_WHAT TO DO_
Wherever "slicer" appears in a line, copy that line.

Dataset records:
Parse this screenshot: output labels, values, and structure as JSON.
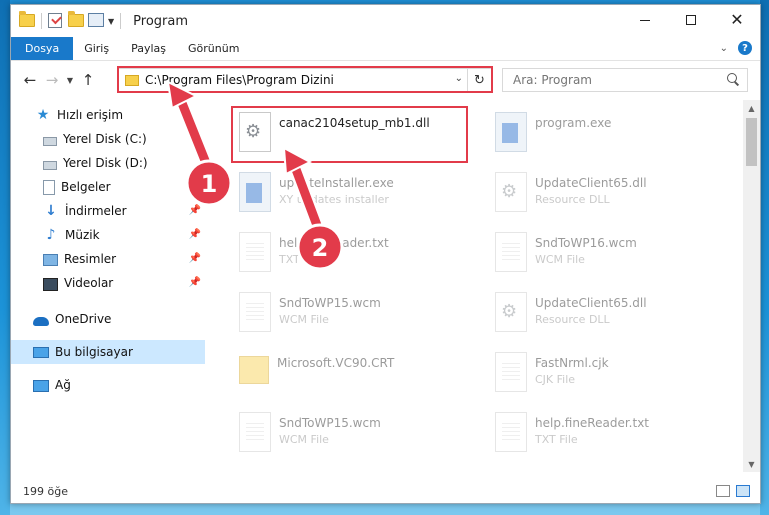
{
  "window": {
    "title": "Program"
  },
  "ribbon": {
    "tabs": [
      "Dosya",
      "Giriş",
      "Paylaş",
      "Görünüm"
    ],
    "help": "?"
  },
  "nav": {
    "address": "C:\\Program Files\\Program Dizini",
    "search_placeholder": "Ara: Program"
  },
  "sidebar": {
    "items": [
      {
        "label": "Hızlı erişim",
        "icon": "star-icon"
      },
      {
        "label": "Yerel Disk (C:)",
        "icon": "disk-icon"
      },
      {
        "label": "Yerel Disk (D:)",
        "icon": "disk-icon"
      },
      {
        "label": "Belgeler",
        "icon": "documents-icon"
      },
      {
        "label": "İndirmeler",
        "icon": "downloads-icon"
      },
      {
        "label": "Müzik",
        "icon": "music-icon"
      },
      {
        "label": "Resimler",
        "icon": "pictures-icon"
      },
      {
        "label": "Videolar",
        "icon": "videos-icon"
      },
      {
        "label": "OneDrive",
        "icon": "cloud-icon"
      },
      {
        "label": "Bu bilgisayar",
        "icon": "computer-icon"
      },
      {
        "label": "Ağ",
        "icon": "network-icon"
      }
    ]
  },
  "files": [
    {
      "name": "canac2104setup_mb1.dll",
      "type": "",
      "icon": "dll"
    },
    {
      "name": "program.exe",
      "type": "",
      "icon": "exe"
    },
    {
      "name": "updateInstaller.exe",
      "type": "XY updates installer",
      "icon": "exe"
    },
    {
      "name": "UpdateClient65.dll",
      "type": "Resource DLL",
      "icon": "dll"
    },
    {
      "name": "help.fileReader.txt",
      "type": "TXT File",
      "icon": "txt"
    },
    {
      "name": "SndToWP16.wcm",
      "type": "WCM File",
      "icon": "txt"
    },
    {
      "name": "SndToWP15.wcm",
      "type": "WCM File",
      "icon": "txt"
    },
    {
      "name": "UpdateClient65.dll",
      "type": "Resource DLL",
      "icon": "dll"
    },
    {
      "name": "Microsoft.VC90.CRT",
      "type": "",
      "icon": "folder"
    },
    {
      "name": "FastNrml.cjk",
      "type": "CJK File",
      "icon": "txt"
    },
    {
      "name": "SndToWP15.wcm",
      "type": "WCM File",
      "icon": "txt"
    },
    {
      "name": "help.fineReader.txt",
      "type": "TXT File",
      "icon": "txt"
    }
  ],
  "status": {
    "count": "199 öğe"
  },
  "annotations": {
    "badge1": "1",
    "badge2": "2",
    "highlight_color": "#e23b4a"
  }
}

--

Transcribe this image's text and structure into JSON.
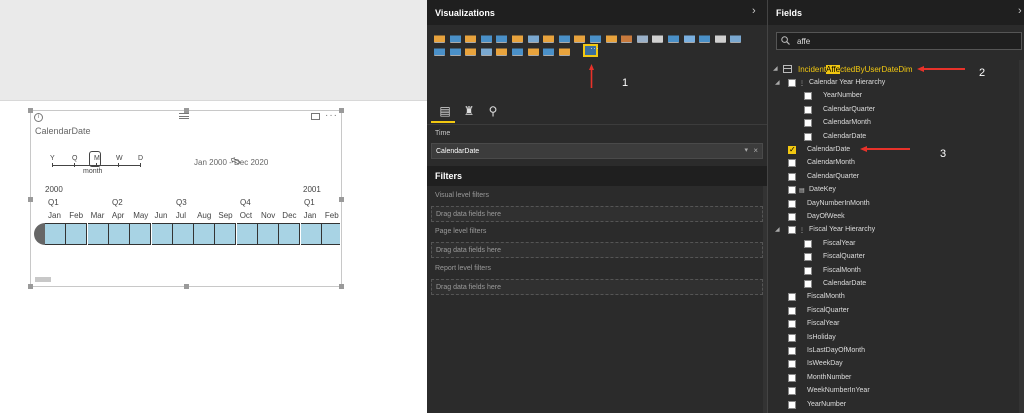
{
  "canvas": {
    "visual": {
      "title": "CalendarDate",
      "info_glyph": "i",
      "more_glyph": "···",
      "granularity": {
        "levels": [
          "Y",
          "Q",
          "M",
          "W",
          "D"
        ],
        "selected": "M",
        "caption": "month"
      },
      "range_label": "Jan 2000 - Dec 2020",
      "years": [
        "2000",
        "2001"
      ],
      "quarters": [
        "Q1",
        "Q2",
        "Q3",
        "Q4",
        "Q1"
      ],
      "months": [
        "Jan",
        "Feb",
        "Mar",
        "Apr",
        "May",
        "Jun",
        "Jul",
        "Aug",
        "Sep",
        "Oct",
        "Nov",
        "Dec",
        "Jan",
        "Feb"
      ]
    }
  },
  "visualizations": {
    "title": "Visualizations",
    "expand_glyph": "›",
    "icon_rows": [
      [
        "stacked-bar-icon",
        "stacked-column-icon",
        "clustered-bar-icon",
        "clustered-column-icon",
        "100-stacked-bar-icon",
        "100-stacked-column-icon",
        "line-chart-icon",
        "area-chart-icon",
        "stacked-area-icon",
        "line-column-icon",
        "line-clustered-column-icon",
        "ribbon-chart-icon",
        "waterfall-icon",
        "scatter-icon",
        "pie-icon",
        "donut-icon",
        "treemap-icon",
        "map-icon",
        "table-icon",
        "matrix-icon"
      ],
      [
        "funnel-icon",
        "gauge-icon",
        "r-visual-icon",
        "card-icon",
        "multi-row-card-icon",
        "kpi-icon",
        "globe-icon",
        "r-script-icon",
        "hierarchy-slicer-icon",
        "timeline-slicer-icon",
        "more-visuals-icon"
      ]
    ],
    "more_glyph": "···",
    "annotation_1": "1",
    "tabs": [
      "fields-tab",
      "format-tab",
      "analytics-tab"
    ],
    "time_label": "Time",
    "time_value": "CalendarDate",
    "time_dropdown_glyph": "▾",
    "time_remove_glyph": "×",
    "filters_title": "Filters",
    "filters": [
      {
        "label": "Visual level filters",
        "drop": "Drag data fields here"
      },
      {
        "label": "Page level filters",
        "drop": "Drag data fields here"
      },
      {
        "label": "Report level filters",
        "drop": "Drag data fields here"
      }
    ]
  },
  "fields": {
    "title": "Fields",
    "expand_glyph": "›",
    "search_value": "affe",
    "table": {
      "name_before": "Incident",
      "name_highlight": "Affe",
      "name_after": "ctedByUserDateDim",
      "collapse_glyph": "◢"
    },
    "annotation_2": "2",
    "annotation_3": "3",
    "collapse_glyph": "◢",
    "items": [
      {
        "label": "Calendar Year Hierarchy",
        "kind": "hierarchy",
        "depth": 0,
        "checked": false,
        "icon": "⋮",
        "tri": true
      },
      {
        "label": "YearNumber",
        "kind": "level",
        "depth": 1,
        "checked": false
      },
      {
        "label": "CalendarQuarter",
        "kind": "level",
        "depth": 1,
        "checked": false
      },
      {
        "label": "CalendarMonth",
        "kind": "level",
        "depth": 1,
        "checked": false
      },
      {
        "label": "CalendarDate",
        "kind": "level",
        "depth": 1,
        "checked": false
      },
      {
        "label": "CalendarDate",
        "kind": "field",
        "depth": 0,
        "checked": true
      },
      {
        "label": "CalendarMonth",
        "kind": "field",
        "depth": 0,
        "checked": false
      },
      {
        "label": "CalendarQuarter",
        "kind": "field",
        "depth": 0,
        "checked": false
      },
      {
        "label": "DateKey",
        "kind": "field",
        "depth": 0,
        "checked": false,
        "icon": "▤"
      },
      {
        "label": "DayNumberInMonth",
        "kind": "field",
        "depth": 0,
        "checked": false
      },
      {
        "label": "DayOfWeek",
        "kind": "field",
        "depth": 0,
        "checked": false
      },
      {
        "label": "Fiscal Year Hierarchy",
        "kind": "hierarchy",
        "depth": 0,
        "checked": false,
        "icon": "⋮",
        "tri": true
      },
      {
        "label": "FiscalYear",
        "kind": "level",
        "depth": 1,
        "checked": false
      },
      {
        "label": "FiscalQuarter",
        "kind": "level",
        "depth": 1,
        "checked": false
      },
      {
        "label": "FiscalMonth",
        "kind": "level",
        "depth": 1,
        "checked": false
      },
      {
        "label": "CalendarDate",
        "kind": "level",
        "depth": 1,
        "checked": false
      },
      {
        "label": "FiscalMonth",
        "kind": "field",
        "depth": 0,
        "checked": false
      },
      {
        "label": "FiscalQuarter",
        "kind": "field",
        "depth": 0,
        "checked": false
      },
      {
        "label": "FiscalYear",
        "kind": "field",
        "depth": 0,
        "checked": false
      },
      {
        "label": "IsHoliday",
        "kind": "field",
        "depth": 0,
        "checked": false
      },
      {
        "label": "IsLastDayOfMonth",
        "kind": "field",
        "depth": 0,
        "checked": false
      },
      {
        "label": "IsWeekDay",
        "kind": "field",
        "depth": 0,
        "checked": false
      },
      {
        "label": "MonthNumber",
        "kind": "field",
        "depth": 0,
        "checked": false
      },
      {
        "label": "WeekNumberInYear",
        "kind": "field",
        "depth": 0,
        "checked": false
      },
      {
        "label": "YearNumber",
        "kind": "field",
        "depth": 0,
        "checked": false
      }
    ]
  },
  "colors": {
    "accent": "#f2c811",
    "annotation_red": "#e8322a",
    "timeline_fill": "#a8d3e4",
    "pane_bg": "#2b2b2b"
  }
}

--

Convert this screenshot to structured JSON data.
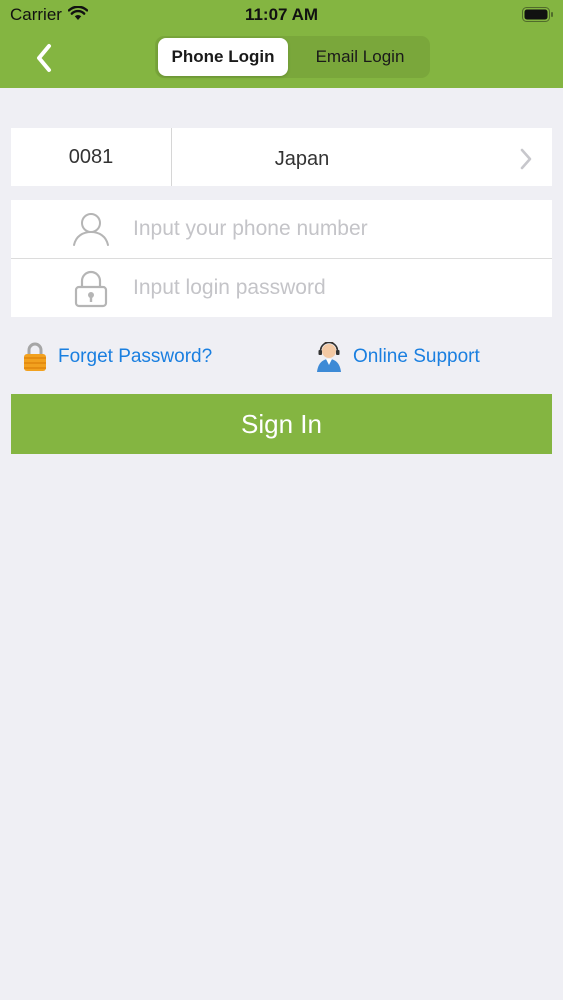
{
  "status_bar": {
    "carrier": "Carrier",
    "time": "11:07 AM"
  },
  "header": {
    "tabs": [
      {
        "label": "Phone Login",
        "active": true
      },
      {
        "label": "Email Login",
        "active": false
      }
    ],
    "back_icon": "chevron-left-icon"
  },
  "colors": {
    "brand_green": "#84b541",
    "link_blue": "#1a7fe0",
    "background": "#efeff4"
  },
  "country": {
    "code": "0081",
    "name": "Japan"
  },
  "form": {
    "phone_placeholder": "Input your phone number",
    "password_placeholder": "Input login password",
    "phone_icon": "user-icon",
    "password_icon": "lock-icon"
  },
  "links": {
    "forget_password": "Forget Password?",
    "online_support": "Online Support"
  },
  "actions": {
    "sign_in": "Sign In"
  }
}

_SOLUTION_
        "hierarchy-slicer-icon",
        "timeline-slicer-icon",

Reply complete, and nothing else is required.